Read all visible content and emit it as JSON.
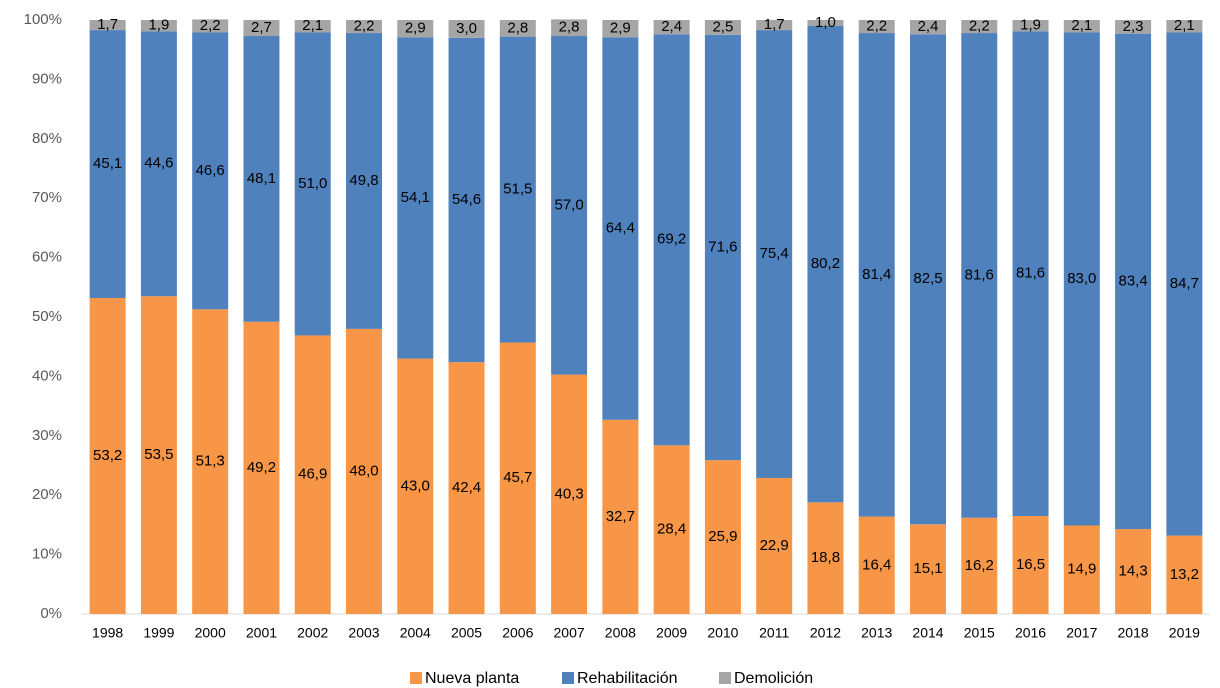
{
  "chart_data": {
    "type": "stacked_bar",
    "categories": [
      "1998",
      "1999",
      "2000",
      "2001",
      "2002",
      "2003",
      "2004",
      "2005",
      "2006",
      "2007",
      "2008",
      "2009",
      "2010",
      "2011",
      "2012",
      "2013",
      "2014",
      "2015",
      "2016",
      "2017",
      "2018",
      "2019"
    ],
    "series": [
      {
        "name": "Nueva planta",
        "color": "#F79646",
        "values": [
          53.2,
          53.5,
          51.3,
          49.2,
          46.9,
          48.0,
          43.0,
          42.4,
          45.7,
          40.3,
          32.7,
          28.4,
          25.9,
          22.9,
          18.8,
          16.4,
          15.1,
          16.2,
          16.5,
          14.9,
          14.3,
          13.2
        ],
        "value_labels": [
          "53,2",
          "53,5",
          "51,3",
          "49,2",
          "46,9",
          "48,0",
          "43,0",
          "42,4",
          "45,7",
          "40,3",
          "32,7",
          "28,4",
          "25,9",
          "22,9",
          "18,8",
          "16,4",
          "15,1",
          "16,2",
          "16,5",
          "14,9",
          "14,3",
          "13,2"
        ]
      },
      {
        "name": "Rehabilitación",
        "color": "#4F81BD",
        "values": [
          45.1,
          44.6,
          46.6,
          48.1,
          51.0,
          49.8,
          54.1,
          54.6,
          51.5,
          57.0,
          64.4,
          69.2,
          71.6,
          75.4,
          80.2,
          81.4,
          82.5,
          81.6,
          81.6,
          83.0,
          83.4,
          84.7
        ],
        "value_labels": [
          "45,1",
          "44,6",
          "46,6",
          "48,1",
          "51,0",
          "49,8",
          "54,1",
          "54,6",
          "51,5",
          "57,0",
          "64,4",
          "69,2",
          "71,6",
          "75,4",
          "80,2",
          "81,4",
          "82,5",
          "81,6",
          "81,6",
          "83,0",
          "83,4",
          "84,7"
        ]
      },
      {
        "name": "Demolición",
        "color": "#A5A5A5",
        "values": [
          1.7,
          1.9,
          2.2,
          2.7,
          2.1,
          2.2,
          2.9,
          3.0,
          2.8,
          2.8,
          2.9,
          2.4,
          2.5,
          1.7,
          1.0,
          2.2,
          2.4,
          2.2,
          1.9,
          2.1,
          2.3,
          2.1
        ],
        "value_labels": [
          "1,7",
          "1,9",
          "2,2",
          "2,7",
          "2,1",
          "2,2",
          "2,9",
          "3,0",
          "2,8",
          "2,8",
          "2,9",
          "2,4",
          "2,5",
          "1,7",
          "1,0",
          "2,2",
          "2,4",
          "2,2",
          "1,9",
          "2,1",
          "2,3",
          "2,1"
        ]
      }
    ],
    "ylim": [
      0,
      100
    ],
    "yticks": [
      {
        "value": 0,
        "label": "0%"
      },
      {
        "value": 10,
        "label": "10%"
      },
      {
        "value": 20,
        "label": "20%"
      },
      {
        "value": 30,
        "label": "30%"
      },
      {
        "value": 40,
        "label": "40%"
      },
      {
        "value": 50,
        "label": "50%"
      },
      {
        "value": 60,
        "label": "60%"
      },
      {
        "value": 70,
        "label": "70%"
      },
      {
        "value": 80,
        "label": "80%"
      },
      {
        "value": 90,
        "label": "90%"
      },
      {
        "value": 100,
        "label": "100%"
      }
    ],
    "legend": "bottom"
  }
}
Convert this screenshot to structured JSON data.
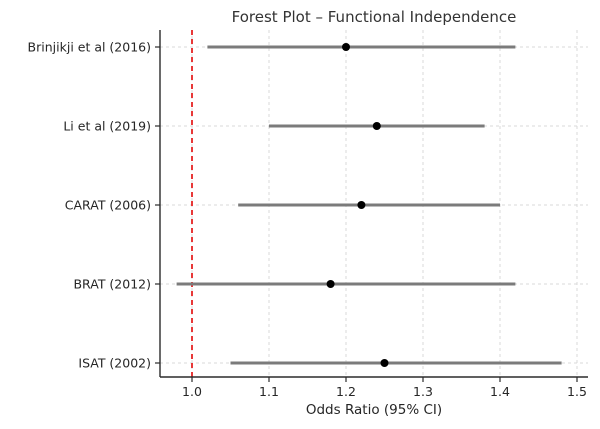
{
  "figure": {
    "title": "Forest Plot – Functional Independence",
    "xlabel": "Odds Ratio (95% CI)"
  },
  "chart_data": {
    "type": "scatter",
    "subtype": "forest-plot",
    "title": "Forest Plot – Functional Independence",
    "xlabel": "Odds Ratio (95% CI)",
    "ylabel": "",
    "xlim": [
      0.958,
      1.515
    ],
    "x_tick_labels": [
      "1.0",
      "1.1",
      "1.2",
      "1.3",
      "1.4",
      "1.5"
    ],
    "x_tick_values": [
      1.0,
      1.1,
      1.2,
      1.3,
      1.4,
      1.5
    ],
    "grid": true,
    "legend": false,
    "reference_line_x": 1.0,
    "studies": [
      {
        "label": "Brinjikji et al (2016)",
        "odds_ratio": 1.2,
        "ci_low": 1.02,
        "ci_high": 1.42
      },
      {
        "label": "Li et al (2019)",
        "odds_ratio": 1.24,
        "ci_low": 1.1,
        "ci_high": 1.38
      },
      {
        "label": "CARAT (2006)",
        "odds_ratio": 1.22,
        "ci_low": 1.06,
        "ci_high": 1.4
      },
      {
        "label": "BRAT (2012)",
        "odds_ratio": 1.18,
        "ci_low": 0.98,
        "ci_high": 1.42
      },
      {
        "label": "ISAT (2002)",
        "odds_ratio": 1.25,
        "ci_low": 1.05,
        "ci_high": 1.48
      }
    ],
    "colors": {
      "ci_line": "#7b7b7b",
      "marker": "#000000",
      "reference_line": "#e62222",
      "grid_line": "#d9d9d9",
      "spine": "#2b2b2b",
      "text": "#262626"
    }
  }
}
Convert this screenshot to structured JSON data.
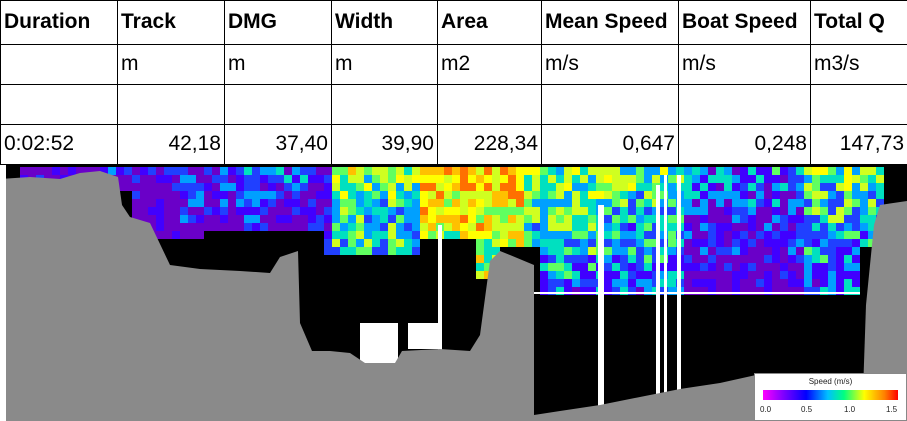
{
  "table": {
    "headers": [
      "Duration",
      "Track",
      "DMG",
      "Width",
      "Area",
      "Mean Speed",
      "Boat Speed",
      "Total Q"
    ],
    "units": [
      "",
      "m",
      "m",
      "m",
      "m2",
      "m/s",
      "m/s",
      "m3/s"
    ],
    "values": [
      "0:02:52",
      "42,18",
      "37,40",
      "39,90",
      "228,34",
      "0,647",
      "0,248",
      "147,73"
    ]
  },
  "legend": {
    "title": "Speed (m/s)",
    "ticks": [
      "0.0",
      "0.5",
      "1.0",
      "1.5"
    ]
  },
  "colors": {
    "land": "#8a8a8a",
    "nodata": "#000000",
    "accent": "#ffff00"
  }
}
•••••
__What this task involves__. Without the pictures, output the full listing exactly as it stands.

__Output__.
Read all visible content and emit it as JSON.
{
  "chart_data": {
    "type": "stacked_bar",
    "categories": [
      "1998",
      "1999",
      "2000",
      "2001",
      "2002",
      "2003",
      "2004",
      "2005",
      "2006",
      "2007",
      "2008",
      "2009",
      "2010",
      "2011",
      "2012",
      "2013",
      "2014",
      "2015",
      "2016",
      "2017",
      "2018",
      "2019"
    ],
    "series": [
      {
        "name": "Nueva planta",
        "color": "#F79646",
        "values": [
          53.2,
          53.5,
          51.3,
          49.2,
          46.9,
          48.0,
          43.0,
          42.4,
          45.7,
          40.3,
          32.7,
          28.4,
          25.9,
          22.9,
          18.8,
          16.4,
          15.1,
          16.2,
          16.5,
          14.9,
          14.3,
          13.2
        ],
        "value_labels": [
          "53,2",
          "53,5",
          "51,3",
          "49,2",
          "46,9",
          "48,0",
          "43,0",
          "42,4",
          "45,7",
          "40,3",
          "32,7",
          "28,4",
          "25,9",
          "22,9",
          "18,8",
          "16,4",
          "15,1",
          "16,2",
          "16,5",
          "14,9",
          "14,3",
          "13,2"
        ]
      },
      {
        "name": "Rehabilitación",
        "color": "#4F81BD",
        "values": [
          45.1,
          44.6,
          46.6,
          48.1,
          51.0,
          49.8,
          54.1,
          54.6,
          51.5,
          57.0,
          64.4,
          69.2,
          71.6,
          75.4,
          80.2,
          81.4,
          82.5,
          81.6,
          81.6,
          83.0,
          83.4,
          84.7
        ],
        "value_labels": [
          "45,1",
          "44,6",
          "46,6",
          "48,1",
          "51,0",
          "49,8",
          "54,1",
          "54,6",
          "51,5",
          "57,0",
          "64,4",
          "69,2",
          "71,6",
          "75,4",
          "80,2",
          "81,4",
          "82,5",
          "81,6",
          "81,6",
          "83,0",
          "83,4",
          "84,7"
        ]
      },
      {
        "name": "Demolición",
        "color": "#A5A5A5",
        "values": [
          1.7,
          1.9,
          2.2,
          2.7,
          2.1,
          2.2,
          2.9,
          3.0,
          2.8,
          2.8,
          2.9,
          2.4,
          2.5,
          1.7,
          1.0,
          2.2,
          2.4,
          2.2,
          1.9,
          2.1,
          2.3,
          2.1
        ],
        "value_labels": [
          "1,7",
          "1,9",
          "2,2",
          "2,7",
          "2,1",
          "2,2",
          "2,9",
          "3,0",
          "2,8",
          "2,8",
          "2,9",
          "2,4",
          "2,5",
          "1,7",
          "1,0",
          "2,2",
          "2,4",
          "2,2",
          "1,9",
          "2,1",
          "2,3",
          "2,1"
        ]
      }
    ],
    "ylim": [
      0,
      100
    ],
    "yticks": [
      {
        "value": 0,
        "label": "0%"
      },
      {
        "value": 10,
        "label": "10%"
      },
      {
        "value": 20,
        "label": "20%"
      },
      {
        "value": 30,
        "label": "30%"
      },
      {
        "value": 40,
        "label": "40%"
      },
      {
        "value": 50,
        "label": "50%"
      },
      {
        "value": 60,
        "label": "60%"
      },
      {
        "value": 70,
        "label": "70%"
      },
      {
        "value": 80,
        "label": "80%"
      },
      {
        "value": 90,
        "label": "90%"
      },
      {
        "value": 100,
        "label": "100%"
      }
    ],
    "legend": "bottom"
  }
}
Convert this screenshot to structured JSON data.
{
  "figure": {
    "title": "Forest Plot – Functional Independence",
    "xlabel": "Odds Ratio (95% CI)"
  },
  "chart_data": {
    "type": "scatter",
    "subtype": "forest-plot",
    "title": "Forest Plot – Functional Independence",
    "xlabel": "Odds Ratio (95% CI)",
    "ylabel": "",
    "xlim": [
      0.958,
      1.515
    ],
    "x_tick_labels": [
      "1.0",
      "1.1",
      "1.2",
      "1.3",
      "1.4",
      "1.5"
    ],
    "x_tick_values": [
      1.0,
      1.1,
      1.2,
      1.3,
      1.4,
      1.5
    ],
    "grid": true,
    "legend": false,
    "reference_line_x": 1.0,
    "studies": [
      {
        "label": "Brinjikji et al (2016)",
        "odds_ratio": 1.2,
        "ci_low": 1.02,
        "ci_high": 1.42
      },
      {
        "label": "Li et al (2019)",
        "odds_ratio": 1.24,
        "ci_low": 1.1,
        "ci_high": 1.38
      },
      {
        "label": "CARAT (2006)",
        "odds_ratio": 1.22,
        "ci_low": 1.06,
        "ci_high": 1.4
      },
      {
        "label": "BRAT (2012)",
        "odds_ratio": 1.18,
        "ci_low": 0.98,
        "ci_high": 1.42
      },
      {
        "label": "ISAT (2002)",
        "odds_ratio": 1.25,
        "ci_low": 1.05,
        "ci_high": 1.48
      }
    ],
    "colors": {
      "ci_line": "#7b7b7b",
      "marker": "#000000",
      "reference_line": "#e62222",
      "grid_line": "#d9d9d9",
      "spine": "#2b2b2b",
      "text": "#262626"
    }
  }
}
Convert this screenshot to structured JSON data.
{
  "table": {
    "headers": [
      "Duration",
      "Track",
      "DMG",
      "Width",
      "Area",
      "Mean Speed",
      "Boat Speed",
      "Total Q"
    ],
    "units": [
      "",
      "m",
      "m",
      "m",
      "m2",
      "m/s",
      "m/s",
      "m3/s"
    ],
    "values": [
      "0:02:52",
      "42,18",
      "37,40",
      "39,90",
      "228,34",
      "0,647",
      "0,248",
      "147,73"
    ]
  },
  "legend": {
    "title": "Speed (m/s)",
    "ticks": [
      "0.0",
      "0.5",
      "1.0",
      "1.5"
    ]
  },
  "colors": {
    "land": "#8a8a8a",
    "nodata": "#000000",
    "accent": "#ffff00"
  }
}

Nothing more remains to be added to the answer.